[Extracted text]:
◇ ◇ ◇ ◇ ◇ ◇ ◇
# Neural Reranker 

## Overview 

The Neural Reranker and Evaluation System enhances the baseline Information Retrieval (IR) system by introducing a CNN-based neural reranker model to improve the relevance of retrieved documents.

## Imports & Config

Here we specify all the necessary modules, the required files and paths:
- **Pretrained Embeddings**: Path to the pretrained embeddings file (txt format).
- **Corpus File**: Path to the corpus file (JSONL format).
- **Questions File**: Path to the questions file (JSONL format).
- **Questions Ranked (BM25)**: Path to the BM25-ranked file (JSONL format).
- **Training Data**: Path to the questions training file (JSONL format). 
- **BM25 Ranked Questions Training Data**: Path to the BM25-ranked training file (JSONL format).
- **Ouput File**: Path to save the reranked results (JSONL format).
- **Model Checkpoint**: Path to the trained model checkpoint (train new model).

In [6]:
import os
import sys
import torch
import torch.nn as nn
from datetime import datetime 
from pathlib import Path
from torch.utils.data import DataLoader

# Add parent directory to path to import from src
sys.path.append('..')

from src.model import CNNInteractionBasedModel, Tokenizer, PointWiseDataset
from src.utils import (
    load_pretrained_embeddings, 
    build_collate_fn, 
    get_all_doc_texts, 
    get_questions, 
)

PRETRAINED_EMB = "../data/glove.42B.300d.txt"
CORPUS_FILE = "../data/MEDLINE_2024_Baseline.jsonl"
QUESTIONS_FILE = "../data/questions.jsonl"
BM25_FILE = "../data/questions_bm25_ranked.jsonl"
TRAIN_Q_FILE = "../data/training_data.jsonl"
◇ ◇ ◇ ◇ ◇ ◇ ◇
[Task instructions]:
Please answer these questions from the neural reranker text:
(a) What kind of model does the system introduce to improve the relevance of retrieved documents?
(b) In what format is the corpus file?
(c) What path is assigned to PRETRAINED_EMB?
The lines are separate material with no tie to the neural reranker text.

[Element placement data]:
◇ ◇ ◇ ◇ ◇ ◇ ◇
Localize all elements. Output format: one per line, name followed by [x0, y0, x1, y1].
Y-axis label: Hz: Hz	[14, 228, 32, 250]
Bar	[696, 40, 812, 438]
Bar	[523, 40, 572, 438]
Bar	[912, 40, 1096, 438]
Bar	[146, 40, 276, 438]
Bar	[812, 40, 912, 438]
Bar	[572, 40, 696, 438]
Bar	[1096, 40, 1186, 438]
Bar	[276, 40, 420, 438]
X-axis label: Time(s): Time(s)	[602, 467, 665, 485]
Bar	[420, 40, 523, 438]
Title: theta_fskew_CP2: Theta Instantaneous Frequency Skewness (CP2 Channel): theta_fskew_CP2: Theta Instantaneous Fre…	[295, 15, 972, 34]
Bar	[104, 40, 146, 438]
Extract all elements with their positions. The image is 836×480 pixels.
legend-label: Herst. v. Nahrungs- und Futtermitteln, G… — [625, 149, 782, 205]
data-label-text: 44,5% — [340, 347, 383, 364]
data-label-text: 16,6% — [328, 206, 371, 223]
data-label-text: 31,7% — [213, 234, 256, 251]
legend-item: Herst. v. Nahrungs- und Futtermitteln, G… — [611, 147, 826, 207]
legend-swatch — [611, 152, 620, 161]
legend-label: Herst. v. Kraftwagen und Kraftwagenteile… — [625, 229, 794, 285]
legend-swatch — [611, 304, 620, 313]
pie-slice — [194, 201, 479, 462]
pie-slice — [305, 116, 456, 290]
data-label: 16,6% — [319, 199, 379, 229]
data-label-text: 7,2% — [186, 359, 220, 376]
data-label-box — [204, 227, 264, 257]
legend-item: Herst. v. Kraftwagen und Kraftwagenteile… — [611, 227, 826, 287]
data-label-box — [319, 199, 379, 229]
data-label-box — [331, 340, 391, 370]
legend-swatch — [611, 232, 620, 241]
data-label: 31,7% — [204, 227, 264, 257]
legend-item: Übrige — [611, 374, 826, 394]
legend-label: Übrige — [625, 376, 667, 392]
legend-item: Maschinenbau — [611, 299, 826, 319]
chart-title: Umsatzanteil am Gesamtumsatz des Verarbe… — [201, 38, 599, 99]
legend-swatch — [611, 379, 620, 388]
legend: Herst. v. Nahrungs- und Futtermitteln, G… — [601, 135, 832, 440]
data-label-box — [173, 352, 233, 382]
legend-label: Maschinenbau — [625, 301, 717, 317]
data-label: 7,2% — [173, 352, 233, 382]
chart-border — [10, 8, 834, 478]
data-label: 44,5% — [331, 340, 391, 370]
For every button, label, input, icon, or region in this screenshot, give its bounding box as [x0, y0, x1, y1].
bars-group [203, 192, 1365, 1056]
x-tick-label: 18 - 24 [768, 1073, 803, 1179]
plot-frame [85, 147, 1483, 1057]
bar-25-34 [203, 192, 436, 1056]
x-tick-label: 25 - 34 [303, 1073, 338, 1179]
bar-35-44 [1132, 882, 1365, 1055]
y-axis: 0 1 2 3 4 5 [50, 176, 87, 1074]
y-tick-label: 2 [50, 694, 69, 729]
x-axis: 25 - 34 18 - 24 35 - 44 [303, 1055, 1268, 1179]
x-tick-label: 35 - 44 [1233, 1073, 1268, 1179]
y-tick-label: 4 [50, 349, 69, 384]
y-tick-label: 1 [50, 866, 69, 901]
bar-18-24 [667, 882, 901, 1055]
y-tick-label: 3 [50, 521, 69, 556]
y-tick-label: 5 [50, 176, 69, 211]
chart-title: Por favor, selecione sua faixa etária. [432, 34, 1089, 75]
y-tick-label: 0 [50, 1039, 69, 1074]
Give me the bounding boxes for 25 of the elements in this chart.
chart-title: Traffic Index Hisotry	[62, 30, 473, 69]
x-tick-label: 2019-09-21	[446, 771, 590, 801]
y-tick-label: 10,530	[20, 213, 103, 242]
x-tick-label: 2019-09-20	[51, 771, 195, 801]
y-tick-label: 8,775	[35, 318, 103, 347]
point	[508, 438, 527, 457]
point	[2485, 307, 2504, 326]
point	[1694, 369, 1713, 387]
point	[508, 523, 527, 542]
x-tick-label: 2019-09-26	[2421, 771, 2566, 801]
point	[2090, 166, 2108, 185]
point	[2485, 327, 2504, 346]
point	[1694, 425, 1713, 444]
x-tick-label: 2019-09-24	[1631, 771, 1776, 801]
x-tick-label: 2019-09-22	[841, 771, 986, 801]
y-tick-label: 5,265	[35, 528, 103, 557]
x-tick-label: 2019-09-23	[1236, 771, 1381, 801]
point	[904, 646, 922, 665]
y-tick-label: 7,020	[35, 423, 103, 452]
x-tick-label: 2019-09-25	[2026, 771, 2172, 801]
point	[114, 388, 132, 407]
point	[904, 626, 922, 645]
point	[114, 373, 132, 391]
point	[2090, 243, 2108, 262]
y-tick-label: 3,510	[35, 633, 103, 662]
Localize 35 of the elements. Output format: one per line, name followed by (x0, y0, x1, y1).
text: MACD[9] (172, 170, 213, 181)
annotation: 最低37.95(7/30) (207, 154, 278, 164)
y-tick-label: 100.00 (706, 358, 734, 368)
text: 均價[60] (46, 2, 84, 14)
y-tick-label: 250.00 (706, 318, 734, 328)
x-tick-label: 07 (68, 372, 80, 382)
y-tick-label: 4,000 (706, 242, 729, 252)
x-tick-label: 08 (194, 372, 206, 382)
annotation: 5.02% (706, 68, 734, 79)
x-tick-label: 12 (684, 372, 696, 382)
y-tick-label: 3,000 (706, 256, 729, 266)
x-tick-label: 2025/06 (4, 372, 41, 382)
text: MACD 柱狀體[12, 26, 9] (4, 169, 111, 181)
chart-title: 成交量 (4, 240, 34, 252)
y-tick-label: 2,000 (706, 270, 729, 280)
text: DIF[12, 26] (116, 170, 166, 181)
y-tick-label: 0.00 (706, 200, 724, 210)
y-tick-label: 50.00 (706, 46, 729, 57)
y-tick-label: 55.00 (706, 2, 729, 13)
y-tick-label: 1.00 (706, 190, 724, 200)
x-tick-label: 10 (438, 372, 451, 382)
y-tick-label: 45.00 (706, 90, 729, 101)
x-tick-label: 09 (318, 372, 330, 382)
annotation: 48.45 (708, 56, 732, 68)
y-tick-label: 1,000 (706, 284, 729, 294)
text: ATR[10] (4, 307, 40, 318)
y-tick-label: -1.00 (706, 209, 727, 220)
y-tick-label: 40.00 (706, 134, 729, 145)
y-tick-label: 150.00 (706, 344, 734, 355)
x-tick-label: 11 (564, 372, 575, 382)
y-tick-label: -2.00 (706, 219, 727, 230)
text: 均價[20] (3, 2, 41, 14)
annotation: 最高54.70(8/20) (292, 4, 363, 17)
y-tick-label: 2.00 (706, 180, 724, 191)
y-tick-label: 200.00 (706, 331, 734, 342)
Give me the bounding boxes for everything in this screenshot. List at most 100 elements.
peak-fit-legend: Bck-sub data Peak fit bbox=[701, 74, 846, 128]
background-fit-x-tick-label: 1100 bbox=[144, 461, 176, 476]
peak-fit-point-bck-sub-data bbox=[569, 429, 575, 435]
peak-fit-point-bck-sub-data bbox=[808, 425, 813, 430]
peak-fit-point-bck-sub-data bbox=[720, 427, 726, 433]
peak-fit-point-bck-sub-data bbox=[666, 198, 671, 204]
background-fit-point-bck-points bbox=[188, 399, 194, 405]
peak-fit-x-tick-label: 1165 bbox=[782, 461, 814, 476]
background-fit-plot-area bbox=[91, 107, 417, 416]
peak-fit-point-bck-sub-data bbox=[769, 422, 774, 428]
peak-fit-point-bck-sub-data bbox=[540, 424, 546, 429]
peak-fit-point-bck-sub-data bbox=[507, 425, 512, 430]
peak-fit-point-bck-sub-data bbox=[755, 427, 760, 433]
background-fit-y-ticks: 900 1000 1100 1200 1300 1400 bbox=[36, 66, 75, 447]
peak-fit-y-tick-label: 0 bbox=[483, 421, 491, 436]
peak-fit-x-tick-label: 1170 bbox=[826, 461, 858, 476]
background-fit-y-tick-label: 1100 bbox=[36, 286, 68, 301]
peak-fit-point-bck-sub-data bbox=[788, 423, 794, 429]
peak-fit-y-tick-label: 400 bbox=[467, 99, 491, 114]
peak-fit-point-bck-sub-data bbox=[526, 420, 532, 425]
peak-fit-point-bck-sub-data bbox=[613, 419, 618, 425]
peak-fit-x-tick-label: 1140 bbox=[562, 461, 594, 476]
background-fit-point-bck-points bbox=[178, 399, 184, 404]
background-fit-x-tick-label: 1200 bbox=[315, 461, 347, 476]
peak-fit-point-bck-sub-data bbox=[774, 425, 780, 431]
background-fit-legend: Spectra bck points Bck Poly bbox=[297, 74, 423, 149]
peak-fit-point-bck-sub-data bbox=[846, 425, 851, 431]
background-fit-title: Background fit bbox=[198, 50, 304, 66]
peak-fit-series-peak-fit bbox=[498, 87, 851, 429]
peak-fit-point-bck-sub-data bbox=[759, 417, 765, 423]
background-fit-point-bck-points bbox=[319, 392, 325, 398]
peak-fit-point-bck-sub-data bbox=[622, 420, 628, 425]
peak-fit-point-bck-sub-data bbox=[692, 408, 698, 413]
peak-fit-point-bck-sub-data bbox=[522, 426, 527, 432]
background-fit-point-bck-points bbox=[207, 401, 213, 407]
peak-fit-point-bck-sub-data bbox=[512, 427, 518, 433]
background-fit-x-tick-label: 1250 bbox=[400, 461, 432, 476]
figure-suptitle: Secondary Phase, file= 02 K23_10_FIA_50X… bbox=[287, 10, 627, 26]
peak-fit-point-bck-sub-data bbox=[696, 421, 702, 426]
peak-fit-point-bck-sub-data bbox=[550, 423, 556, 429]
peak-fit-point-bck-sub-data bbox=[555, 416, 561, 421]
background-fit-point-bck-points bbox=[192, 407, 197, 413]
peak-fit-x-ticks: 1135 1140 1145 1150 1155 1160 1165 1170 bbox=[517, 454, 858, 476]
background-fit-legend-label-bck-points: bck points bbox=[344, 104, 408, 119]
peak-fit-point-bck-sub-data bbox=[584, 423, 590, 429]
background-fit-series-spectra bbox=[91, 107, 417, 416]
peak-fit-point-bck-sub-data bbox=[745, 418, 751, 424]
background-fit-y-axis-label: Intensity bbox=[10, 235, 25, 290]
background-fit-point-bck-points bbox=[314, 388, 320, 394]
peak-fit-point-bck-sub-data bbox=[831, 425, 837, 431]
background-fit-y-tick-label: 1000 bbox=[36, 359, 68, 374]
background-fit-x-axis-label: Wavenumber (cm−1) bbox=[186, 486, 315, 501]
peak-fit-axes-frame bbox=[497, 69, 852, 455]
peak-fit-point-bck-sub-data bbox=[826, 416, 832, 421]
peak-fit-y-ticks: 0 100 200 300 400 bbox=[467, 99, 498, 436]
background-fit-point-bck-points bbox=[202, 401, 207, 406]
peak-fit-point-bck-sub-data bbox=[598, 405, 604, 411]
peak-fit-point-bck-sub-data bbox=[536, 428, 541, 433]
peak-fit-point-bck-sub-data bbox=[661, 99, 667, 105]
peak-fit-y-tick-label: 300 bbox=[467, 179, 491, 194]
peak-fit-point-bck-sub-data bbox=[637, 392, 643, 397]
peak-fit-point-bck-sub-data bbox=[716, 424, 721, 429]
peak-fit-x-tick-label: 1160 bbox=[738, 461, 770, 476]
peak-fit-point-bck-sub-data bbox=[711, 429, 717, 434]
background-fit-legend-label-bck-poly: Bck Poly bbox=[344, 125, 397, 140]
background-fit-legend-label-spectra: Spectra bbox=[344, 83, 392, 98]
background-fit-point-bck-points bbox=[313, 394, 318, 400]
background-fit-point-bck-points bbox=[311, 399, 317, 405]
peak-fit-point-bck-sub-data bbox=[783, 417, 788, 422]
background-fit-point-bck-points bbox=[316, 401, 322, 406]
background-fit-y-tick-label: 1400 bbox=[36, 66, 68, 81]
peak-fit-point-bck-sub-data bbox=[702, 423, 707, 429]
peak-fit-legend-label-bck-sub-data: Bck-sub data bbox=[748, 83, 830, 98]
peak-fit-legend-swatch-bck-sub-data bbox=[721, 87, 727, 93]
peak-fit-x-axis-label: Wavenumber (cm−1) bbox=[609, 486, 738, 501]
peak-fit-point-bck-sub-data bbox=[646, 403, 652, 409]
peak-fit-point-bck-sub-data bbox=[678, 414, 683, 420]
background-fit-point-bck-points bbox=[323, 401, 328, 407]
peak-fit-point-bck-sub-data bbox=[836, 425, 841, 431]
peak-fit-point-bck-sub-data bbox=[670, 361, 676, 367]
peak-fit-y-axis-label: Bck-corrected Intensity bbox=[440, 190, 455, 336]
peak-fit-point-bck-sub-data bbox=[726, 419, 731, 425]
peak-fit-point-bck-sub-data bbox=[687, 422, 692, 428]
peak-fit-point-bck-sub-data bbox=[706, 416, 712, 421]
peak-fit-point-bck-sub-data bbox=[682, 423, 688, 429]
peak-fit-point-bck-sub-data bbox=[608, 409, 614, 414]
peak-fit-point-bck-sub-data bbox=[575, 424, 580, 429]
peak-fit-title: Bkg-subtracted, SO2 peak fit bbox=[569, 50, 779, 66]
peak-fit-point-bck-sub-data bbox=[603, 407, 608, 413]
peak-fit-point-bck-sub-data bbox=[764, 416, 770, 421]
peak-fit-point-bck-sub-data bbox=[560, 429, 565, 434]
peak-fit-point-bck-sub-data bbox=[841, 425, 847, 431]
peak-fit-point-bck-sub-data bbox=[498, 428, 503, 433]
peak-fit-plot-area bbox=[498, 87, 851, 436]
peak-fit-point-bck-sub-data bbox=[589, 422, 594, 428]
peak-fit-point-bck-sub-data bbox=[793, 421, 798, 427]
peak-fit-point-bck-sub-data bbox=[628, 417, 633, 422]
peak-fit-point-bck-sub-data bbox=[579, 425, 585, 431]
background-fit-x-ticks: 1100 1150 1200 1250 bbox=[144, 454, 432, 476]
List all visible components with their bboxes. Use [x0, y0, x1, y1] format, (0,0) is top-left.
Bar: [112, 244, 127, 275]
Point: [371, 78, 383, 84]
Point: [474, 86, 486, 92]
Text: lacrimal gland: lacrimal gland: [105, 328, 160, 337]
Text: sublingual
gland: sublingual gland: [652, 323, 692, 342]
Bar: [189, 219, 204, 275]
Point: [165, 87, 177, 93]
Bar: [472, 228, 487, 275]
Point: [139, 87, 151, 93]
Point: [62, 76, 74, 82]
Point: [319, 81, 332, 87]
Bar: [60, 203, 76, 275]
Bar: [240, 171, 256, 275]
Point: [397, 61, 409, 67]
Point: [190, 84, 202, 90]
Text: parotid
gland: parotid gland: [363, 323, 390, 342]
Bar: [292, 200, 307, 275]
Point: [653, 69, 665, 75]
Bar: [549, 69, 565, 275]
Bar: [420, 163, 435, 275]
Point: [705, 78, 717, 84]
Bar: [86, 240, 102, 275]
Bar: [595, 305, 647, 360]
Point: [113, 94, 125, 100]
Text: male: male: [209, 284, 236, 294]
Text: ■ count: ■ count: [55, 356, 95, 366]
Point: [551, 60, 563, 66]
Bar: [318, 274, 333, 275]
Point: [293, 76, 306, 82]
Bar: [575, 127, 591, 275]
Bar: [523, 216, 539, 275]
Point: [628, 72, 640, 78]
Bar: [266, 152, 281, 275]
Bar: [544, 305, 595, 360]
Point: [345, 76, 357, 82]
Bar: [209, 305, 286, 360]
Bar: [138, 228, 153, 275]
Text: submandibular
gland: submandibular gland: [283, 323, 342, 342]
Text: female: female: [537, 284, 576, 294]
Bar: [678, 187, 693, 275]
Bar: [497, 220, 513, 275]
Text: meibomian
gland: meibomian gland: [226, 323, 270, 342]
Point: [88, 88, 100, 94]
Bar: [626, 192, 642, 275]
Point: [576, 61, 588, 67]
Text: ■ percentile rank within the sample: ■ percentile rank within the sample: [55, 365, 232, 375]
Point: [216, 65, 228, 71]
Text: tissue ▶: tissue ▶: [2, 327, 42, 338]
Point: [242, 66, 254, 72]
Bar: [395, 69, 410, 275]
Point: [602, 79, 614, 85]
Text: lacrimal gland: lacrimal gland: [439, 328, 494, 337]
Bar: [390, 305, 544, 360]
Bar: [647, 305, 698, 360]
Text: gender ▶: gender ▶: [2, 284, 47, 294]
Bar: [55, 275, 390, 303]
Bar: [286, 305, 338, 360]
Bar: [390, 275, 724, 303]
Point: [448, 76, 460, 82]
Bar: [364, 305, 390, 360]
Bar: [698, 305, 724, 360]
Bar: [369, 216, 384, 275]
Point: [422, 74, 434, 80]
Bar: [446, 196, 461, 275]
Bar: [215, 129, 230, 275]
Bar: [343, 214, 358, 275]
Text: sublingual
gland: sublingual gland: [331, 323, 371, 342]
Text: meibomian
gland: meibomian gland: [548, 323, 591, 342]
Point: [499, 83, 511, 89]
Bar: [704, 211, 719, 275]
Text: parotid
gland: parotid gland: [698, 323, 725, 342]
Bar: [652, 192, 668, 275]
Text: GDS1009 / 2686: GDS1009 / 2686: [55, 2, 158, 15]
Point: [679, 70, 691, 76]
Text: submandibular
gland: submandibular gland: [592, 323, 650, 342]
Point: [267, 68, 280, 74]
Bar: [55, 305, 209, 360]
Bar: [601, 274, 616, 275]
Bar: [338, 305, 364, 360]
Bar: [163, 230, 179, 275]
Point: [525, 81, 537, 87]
◇ ◇ ◇ ◇ ◇ ◇ ◇
[Correct response]:
(a) A CNN-based neural reranker model.
(b) JSONL format.
(c) "../data/glove.42B.300d.txt"